begin DATA IN THIS EXERCISE

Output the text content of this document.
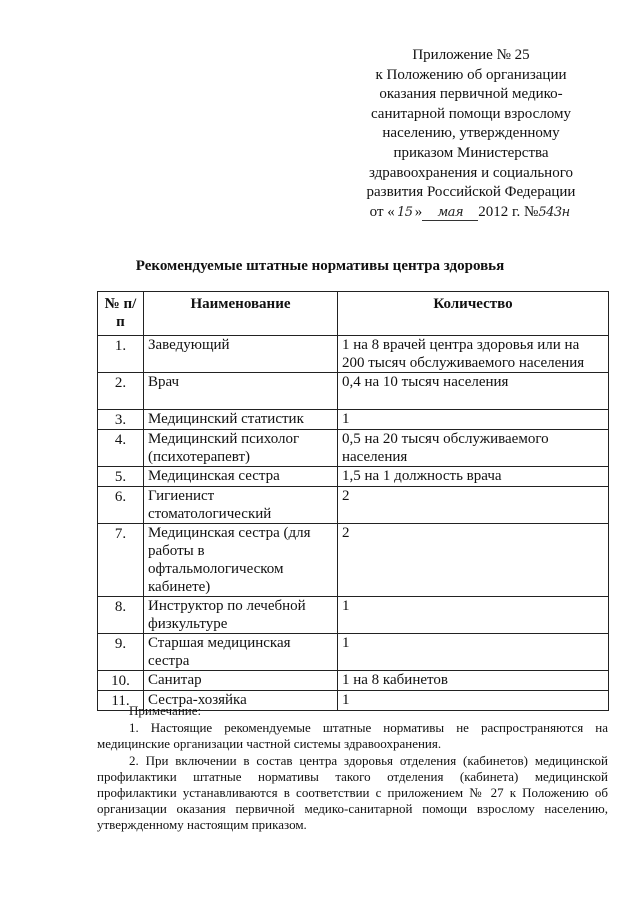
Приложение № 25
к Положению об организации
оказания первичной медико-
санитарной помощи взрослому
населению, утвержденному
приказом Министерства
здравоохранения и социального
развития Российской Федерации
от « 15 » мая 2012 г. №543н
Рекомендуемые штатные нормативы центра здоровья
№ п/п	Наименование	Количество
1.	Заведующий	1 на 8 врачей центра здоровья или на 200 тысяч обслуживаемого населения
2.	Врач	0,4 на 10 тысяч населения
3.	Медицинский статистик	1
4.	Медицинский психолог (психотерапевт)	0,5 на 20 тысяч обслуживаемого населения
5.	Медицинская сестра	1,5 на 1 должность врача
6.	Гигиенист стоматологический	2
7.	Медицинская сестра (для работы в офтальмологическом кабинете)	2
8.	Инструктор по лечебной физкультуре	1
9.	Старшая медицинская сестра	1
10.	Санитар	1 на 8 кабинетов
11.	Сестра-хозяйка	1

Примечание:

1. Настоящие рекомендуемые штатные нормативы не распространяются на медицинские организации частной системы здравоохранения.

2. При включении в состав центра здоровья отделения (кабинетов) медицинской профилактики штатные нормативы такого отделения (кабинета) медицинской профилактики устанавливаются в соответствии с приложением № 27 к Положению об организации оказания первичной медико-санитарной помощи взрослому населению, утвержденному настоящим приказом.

end DATA IN THIS EXERCISE

**TASK DIRECTIONS:** Find the string "первичной" in the entries above and return each line that holds it.

**PROBLEM SOLUTION:**
оказания первичной медико-
2. При включении в состав центра здоровья отделения (кабинетов) медицинской профилактики штатные нормативы такого отделения (кабинета) медицинской профилактики устанавливаются в соответствии с приложением № 27 к Положению об организации оказания первичной медико-санитарной помощи взрослому населению, утвержденному настоящим приказом.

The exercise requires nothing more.